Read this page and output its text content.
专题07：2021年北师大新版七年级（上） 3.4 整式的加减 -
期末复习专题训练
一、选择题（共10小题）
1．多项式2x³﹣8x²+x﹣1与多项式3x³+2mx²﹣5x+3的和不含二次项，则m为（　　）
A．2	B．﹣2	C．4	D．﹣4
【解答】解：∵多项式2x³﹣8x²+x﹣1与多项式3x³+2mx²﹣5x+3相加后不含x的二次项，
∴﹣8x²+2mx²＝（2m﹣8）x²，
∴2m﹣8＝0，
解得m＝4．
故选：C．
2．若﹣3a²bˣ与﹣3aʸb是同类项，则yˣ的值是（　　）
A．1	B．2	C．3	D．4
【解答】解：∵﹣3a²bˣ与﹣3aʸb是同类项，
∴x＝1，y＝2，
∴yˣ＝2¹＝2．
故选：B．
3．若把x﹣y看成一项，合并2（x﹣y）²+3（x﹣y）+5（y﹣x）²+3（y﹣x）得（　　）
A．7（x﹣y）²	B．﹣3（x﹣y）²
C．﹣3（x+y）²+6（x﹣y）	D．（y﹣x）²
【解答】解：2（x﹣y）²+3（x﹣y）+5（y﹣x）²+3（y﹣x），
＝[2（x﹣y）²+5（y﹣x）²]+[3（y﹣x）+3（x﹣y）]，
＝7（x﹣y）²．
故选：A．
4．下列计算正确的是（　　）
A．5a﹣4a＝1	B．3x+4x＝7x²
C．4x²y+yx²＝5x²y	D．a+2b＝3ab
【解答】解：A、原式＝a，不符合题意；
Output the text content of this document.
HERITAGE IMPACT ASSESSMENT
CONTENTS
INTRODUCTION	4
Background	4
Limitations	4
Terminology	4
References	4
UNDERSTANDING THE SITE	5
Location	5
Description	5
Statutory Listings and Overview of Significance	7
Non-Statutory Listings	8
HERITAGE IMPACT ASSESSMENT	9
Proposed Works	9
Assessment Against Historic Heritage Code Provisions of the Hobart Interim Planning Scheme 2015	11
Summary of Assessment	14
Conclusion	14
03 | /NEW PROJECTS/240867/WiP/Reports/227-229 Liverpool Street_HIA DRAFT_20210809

____________

WORK TO DO |
Copy each line above where the string "text" occurs.

ANSWER FOR THIS EXERCISE |
Read this page and output its text content.
Output the text content of this document.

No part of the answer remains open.